• [Given task]: Every line below that mentions the word "JSON" should be copied out.

-- begin Dataset --

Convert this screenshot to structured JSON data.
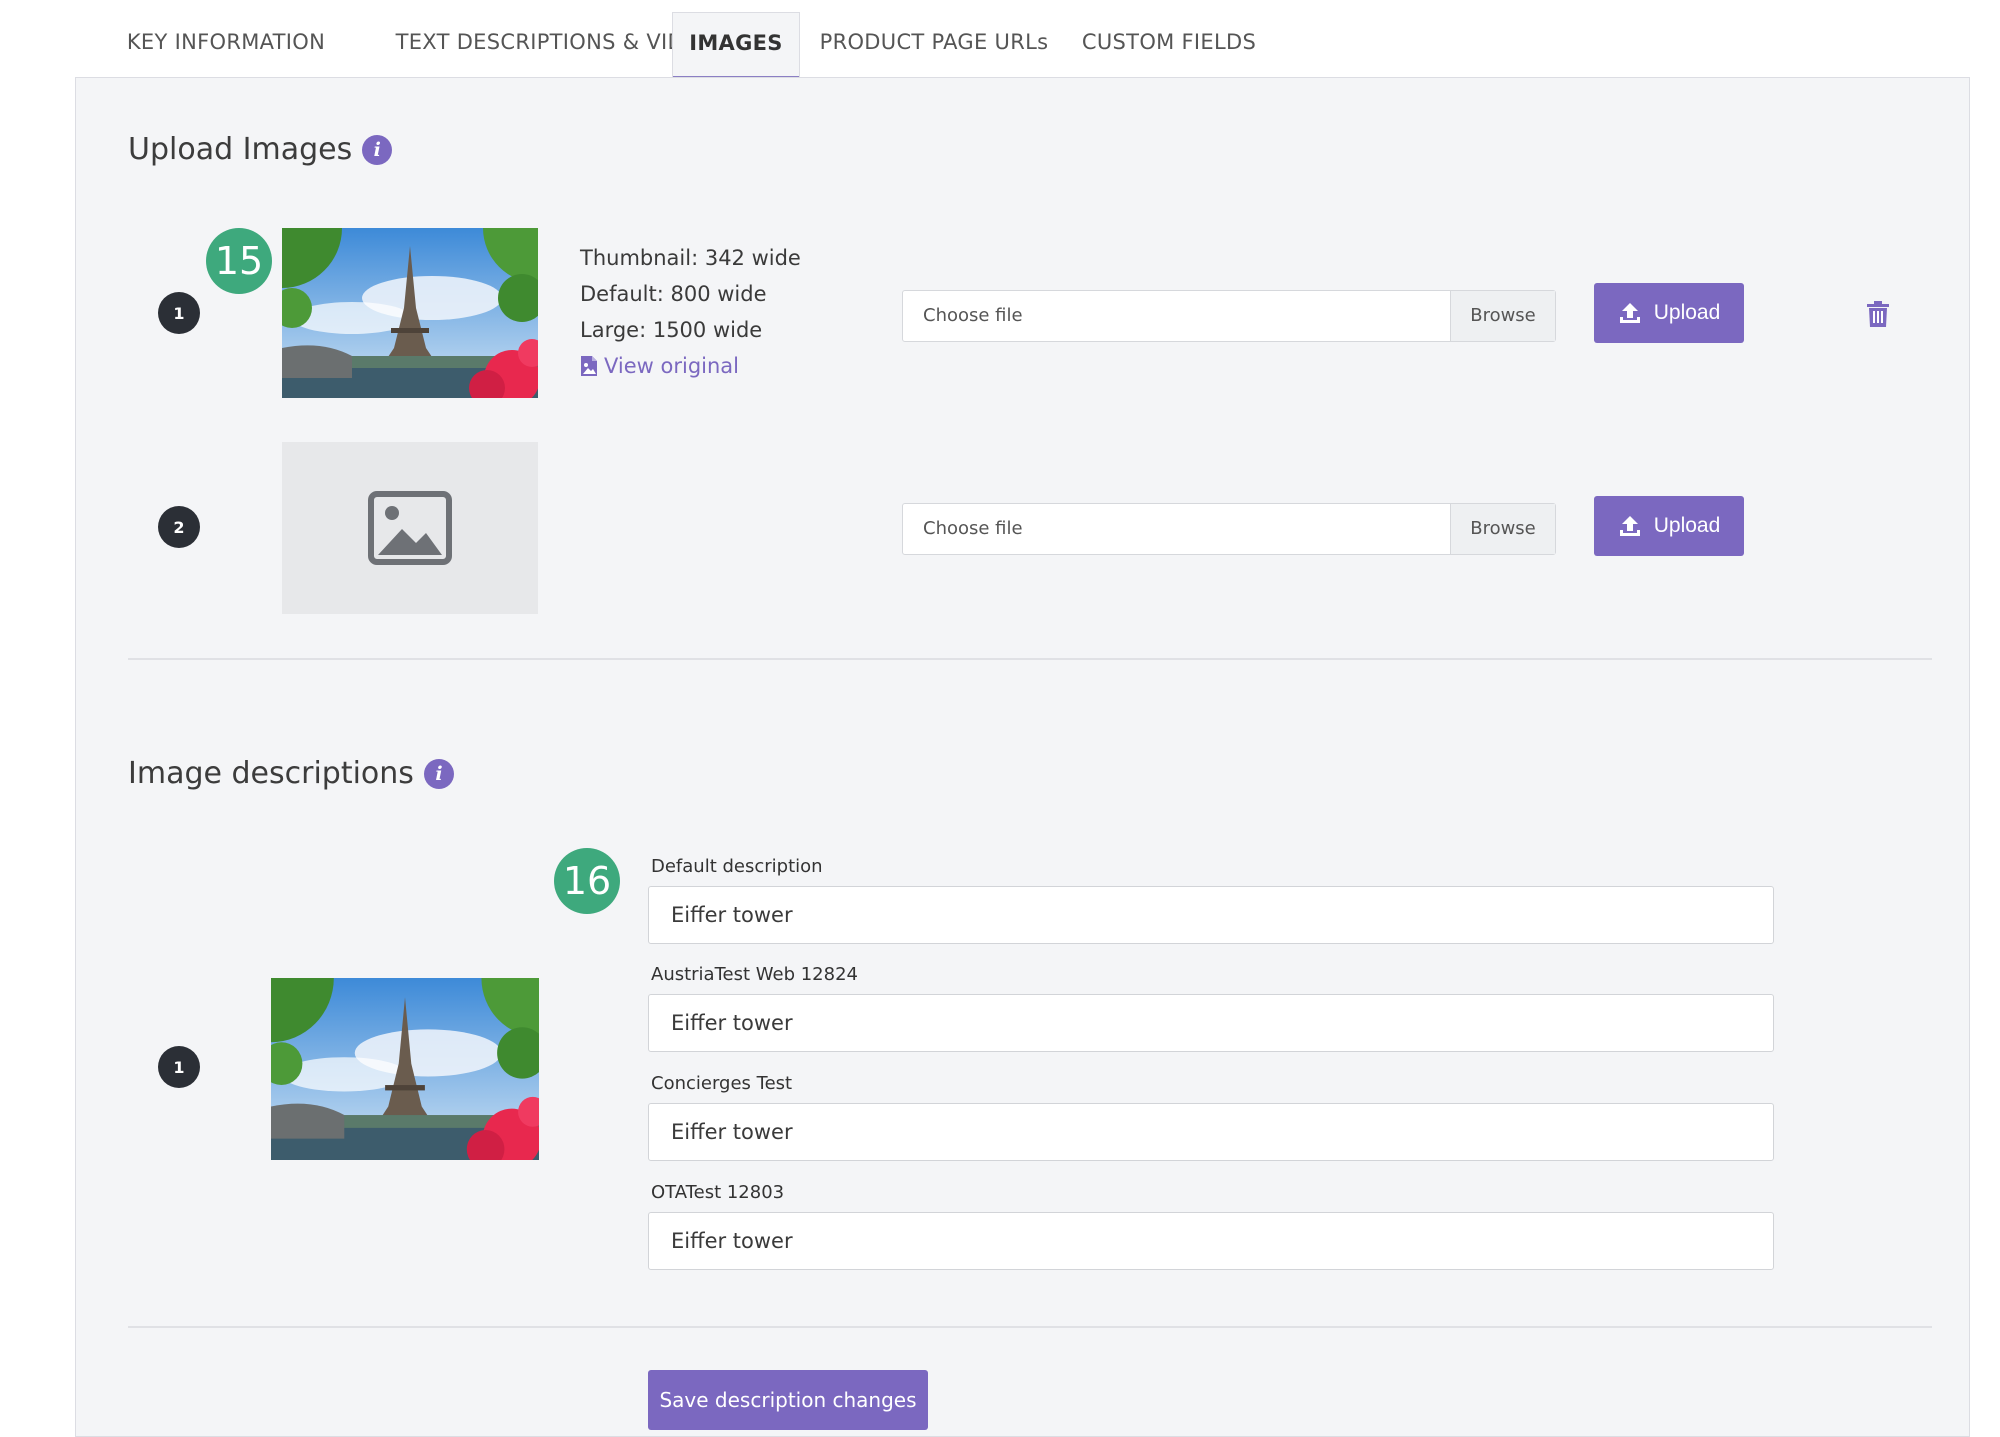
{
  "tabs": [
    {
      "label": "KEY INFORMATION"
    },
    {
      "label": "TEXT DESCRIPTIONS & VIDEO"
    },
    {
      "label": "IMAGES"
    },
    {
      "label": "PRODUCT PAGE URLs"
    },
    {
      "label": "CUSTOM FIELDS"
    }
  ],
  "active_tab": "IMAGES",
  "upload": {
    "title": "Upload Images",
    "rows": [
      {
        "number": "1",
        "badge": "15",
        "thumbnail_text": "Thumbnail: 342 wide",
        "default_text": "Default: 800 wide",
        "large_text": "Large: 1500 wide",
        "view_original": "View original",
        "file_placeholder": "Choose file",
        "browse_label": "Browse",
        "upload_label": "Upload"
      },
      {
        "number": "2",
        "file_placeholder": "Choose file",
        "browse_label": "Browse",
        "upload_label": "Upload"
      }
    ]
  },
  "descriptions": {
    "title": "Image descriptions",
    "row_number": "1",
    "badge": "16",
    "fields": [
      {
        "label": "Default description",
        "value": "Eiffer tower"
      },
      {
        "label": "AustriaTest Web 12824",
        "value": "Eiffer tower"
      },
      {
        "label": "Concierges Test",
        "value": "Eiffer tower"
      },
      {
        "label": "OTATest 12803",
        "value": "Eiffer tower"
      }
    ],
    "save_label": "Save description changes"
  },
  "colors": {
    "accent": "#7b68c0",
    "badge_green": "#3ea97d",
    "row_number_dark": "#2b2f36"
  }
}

-- end Dataset --
-- begin Dataset --

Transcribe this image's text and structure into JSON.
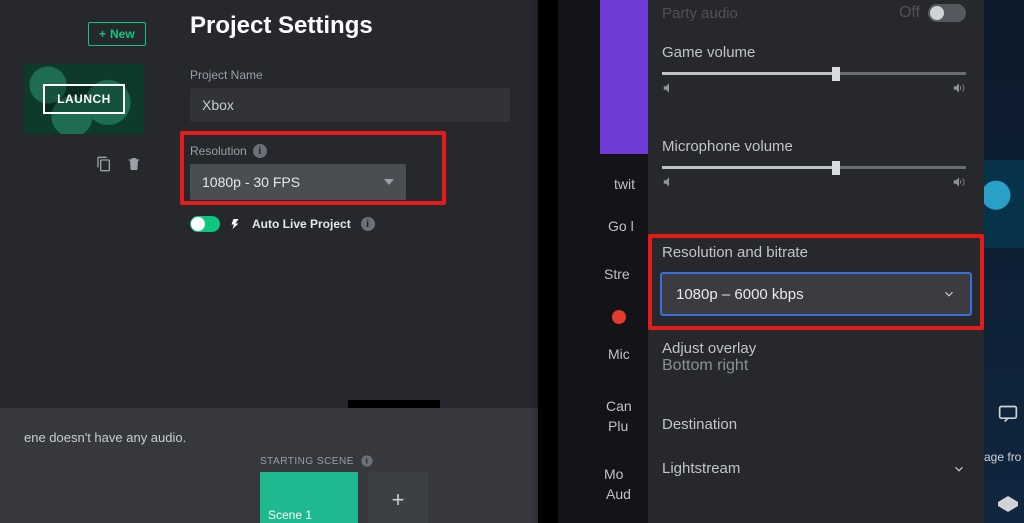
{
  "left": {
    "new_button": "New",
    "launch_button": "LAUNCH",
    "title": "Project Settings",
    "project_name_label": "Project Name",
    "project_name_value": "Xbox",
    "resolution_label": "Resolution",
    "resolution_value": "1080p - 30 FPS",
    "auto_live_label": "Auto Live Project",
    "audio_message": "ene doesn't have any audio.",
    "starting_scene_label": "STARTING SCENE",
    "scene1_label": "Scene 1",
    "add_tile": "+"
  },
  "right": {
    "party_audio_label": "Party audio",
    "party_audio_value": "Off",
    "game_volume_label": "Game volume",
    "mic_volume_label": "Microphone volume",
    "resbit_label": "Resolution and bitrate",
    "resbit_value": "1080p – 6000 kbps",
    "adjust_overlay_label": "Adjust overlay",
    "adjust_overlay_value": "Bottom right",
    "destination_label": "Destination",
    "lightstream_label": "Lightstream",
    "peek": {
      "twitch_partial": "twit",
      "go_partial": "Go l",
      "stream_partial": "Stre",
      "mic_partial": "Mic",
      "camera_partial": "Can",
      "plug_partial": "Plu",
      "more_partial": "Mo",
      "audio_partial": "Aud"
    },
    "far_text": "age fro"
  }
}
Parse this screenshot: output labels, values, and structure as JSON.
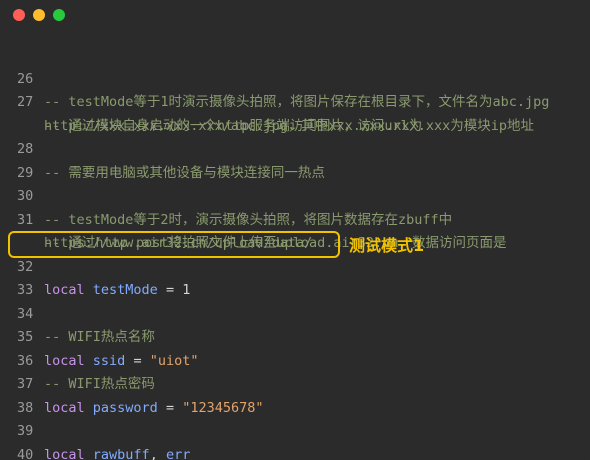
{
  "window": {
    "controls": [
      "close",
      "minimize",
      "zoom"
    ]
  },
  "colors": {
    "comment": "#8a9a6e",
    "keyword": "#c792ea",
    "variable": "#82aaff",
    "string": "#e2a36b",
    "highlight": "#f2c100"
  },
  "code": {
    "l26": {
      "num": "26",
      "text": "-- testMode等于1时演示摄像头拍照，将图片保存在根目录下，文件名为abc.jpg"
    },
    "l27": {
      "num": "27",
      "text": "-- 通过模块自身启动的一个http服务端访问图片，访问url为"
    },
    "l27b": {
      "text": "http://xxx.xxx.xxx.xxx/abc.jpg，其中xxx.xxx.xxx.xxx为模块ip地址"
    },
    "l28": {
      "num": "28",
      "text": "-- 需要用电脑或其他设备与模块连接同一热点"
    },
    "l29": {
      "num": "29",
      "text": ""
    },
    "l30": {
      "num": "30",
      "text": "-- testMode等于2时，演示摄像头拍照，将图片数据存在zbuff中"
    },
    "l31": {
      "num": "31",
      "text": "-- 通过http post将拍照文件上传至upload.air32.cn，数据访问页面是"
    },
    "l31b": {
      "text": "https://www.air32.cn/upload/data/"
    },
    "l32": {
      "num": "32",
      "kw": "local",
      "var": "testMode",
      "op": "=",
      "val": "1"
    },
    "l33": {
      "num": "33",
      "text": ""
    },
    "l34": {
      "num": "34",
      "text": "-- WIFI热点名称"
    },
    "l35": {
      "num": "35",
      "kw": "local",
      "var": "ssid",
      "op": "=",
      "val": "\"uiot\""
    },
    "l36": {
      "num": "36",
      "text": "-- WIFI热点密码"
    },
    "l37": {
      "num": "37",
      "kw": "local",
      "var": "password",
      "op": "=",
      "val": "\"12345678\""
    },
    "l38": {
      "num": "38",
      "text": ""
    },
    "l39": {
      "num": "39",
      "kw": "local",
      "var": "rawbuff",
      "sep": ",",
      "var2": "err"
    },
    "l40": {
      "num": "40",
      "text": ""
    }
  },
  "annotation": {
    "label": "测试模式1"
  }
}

-- end Dataset --
-- begin Dataset --

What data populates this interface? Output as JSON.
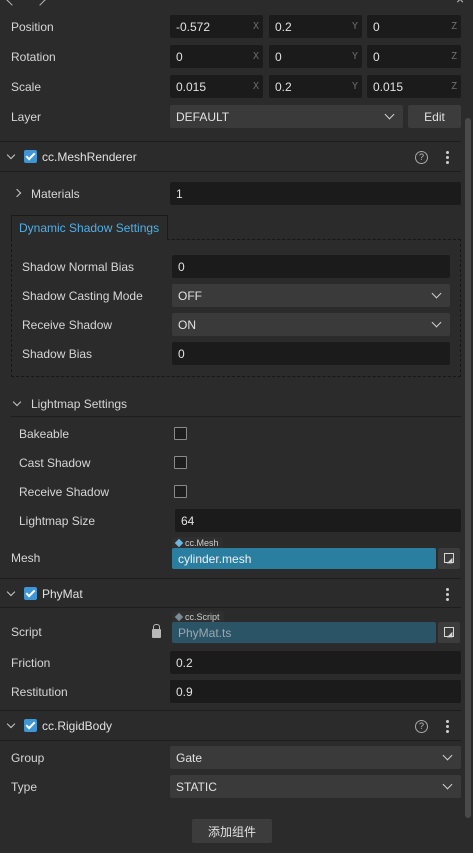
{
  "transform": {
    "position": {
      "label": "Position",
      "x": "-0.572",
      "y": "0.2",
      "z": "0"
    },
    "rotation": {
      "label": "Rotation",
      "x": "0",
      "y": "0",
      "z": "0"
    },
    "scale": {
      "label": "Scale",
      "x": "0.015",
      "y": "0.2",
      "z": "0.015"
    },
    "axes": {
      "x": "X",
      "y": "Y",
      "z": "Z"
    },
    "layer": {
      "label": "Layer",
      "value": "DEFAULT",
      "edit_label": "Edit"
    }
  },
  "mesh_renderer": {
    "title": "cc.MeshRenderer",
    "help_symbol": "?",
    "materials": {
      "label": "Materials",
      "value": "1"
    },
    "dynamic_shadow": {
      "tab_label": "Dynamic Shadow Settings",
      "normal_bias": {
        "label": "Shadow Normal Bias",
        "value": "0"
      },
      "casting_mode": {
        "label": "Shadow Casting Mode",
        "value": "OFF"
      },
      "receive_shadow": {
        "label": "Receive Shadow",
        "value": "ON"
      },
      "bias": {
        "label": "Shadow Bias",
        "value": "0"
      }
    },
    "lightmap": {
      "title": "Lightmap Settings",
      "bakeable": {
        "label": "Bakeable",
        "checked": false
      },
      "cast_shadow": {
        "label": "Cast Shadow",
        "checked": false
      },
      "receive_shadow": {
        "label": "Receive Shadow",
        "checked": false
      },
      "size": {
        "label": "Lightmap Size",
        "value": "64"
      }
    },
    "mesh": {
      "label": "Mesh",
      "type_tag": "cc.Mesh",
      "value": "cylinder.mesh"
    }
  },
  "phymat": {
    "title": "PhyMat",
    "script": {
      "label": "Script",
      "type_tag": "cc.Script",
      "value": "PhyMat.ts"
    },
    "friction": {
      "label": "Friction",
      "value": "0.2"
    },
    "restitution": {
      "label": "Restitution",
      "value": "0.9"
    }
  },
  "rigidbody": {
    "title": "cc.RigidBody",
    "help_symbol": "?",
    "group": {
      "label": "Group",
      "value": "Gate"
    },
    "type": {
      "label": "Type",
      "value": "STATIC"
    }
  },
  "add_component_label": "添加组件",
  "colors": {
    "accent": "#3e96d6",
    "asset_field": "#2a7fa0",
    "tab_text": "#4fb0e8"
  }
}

-- end Dataset --

• [Response]:
Convert this screenshot to structured JSON data.
Transcribe this image's text and structure into JSON.
Parse this screenshot: output labels, values, and structure as JSON.
What data populates this interface? Output as JSON.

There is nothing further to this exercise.